> Task prompt:
Every record here should be printed again exactly.
━━━━━━━━━━━━━━━━
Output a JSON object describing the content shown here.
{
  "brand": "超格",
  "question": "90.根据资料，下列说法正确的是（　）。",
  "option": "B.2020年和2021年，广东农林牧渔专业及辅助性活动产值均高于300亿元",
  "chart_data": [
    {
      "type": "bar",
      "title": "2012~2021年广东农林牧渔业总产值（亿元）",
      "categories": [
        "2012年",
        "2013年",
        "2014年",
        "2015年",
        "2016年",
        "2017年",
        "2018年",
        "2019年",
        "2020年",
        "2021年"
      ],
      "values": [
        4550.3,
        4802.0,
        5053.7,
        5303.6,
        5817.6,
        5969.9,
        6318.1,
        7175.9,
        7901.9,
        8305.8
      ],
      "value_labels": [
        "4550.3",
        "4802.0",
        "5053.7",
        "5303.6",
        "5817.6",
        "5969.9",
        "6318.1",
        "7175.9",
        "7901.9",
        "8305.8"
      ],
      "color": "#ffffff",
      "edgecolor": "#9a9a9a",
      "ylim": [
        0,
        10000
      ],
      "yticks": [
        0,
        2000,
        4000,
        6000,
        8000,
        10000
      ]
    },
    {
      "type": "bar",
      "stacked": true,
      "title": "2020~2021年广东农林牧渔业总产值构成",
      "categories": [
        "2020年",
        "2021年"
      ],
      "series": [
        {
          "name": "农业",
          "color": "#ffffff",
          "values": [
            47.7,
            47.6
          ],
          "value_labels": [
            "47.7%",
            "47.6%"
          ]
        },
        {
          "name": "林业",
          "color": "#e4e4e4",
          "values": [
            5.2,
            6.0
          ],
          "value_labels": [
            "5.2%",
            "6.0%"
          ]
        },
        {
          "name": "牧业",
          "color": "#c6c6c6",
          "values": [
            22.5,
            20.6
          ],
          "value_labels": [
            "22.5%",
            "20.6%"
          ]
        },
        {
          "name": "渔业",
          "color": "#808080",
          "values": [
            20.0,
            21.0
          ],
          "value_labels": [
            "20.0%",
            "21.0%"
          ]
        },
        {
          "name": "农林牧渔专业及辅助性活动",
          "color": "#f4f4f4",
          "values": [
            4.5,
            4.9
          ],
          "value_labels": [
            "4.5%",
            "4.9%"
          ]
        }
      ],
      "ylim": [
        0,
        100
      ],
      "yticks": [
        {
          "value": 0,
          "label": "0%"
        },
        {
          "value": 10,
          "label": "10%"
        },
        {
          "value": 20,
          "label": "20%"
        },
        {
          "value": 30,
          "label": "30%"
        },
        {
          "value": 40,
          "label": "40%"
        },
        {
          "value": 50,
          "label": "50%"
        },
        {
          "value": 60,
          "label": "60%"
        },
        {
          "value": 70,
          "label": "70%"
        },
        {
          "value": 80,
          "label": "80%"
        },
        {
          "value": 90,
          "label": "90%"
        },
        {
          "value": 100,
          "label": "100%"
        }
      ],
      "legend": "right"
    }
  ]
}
━━━━━━━━━━━━━━━━
> Full output:
Output a JSON object describing the content shown here.
{
  "brand": "超格",
  "question": "90.根据资料，下列说法正确的是（　）。",
  "option": "B.2020年和2021年，广东农林牧渔专业及辅助性活动产值均高于300亿元",
  "chart_data": [
    {
      "type": "bar",
      "title": "2012~2021年广东农林牧渔业总产值（亿元）",
      "categories": [
        "2012年",
        "2013年",
        "2014年",
        "2015年",
        "2016年",
        "2017年",
        "2018年",
        "2019年",
        "2020年",
        "2021年"
      ],
      "values": [
        4550.3,
        4802.0,
        5053.7,
        5303.6,
        5817.6,
        5969.9,
        6318.1,
        7175.9,
        7901.9,
        8305.8
      ],
      "value_labels": [
        "4550.3",
        "4802.0",
        "5053.7",
        "5303.6",
        "5817.6",
        "5969.9",
        "6318.1",
        "7175.9",
        "7901.9",
        "8305.8"
      ],
      "color": "#ffffff",
      "edgecolor": "#9a9a9a",
      "ylim": [
        0,
        10000
      ],
      "yticks": [
        0,
        2000,
        4000,
        6000,
        8000,
        10000
      ]
    },
    {
      "type": "bar",
      "stacked": true,
      "title": "2020~2021年广东农林牧渔业总产值构成",
      "categories": [
        "2020年",
        "2021年"
      ],
      "series": [
        {
          "name": "农业",
          "color": "#ffffff",
          "values": [
            47.7,
            47.6
          ],
          "value_labels": [
            "47.7%",
            "47.6%"
          ]
        },
        {
          "name": "林业",
          "color": "#e4e4e4",
          "values": [
            5.2,
            6.0
          ],
          "value_labels": [
            "5.2%",
            "6.0%"
          ]
        },
        {
          "name": "牧业",
          "color": "#c6c6c6",
          "values": [
            22.5,
            20.6
          ],
          "value_labels": [
            "22.5%",
            "20.6%"
          ]
        },
        {
          "name": "渔业",
          "color": "#808080",
          "values": [
            20.0,
            21.0
          ],
          "value_labels": [
            "20.0%",
            "21.0%"
          ]
        },
        {
          "name": "农林牧渔专业及辅助性活动",
          "color": "#f4f4f4",
          "values": [
            4.5,
            4.9
          ],
          "value_labels": [
            "4.5%",
            "4.9%"
          ]
        }
      ],
      "ylim": [
        0,
        100
      ],
      "yticks": [
        {
          "value": 0,
          "label": "0%"
        },
        {
          "value": 10,
          "label": "10%"
        },
        {
          "value": 20,
          "label": "20%"
        },
        {
          "value": 30,
          "label": "30%"
        },
        {
          "value": 40,
          "label": "40%"
        },
        {
          "value": 50,
          "label": "50%"
        },
        {
          "value": 60,
          "label": "60%"
        },
        {
          "value": 70,
          "label": "70%"
        },
        {
          "value": 80,
          "label": "80%"
        },
        {
          "value": 90,
          "label": "90%"
        },
        {
          "value": 100,
          "label": "100%"
        }
      ],
      "legend": "right"
    }
  ]
}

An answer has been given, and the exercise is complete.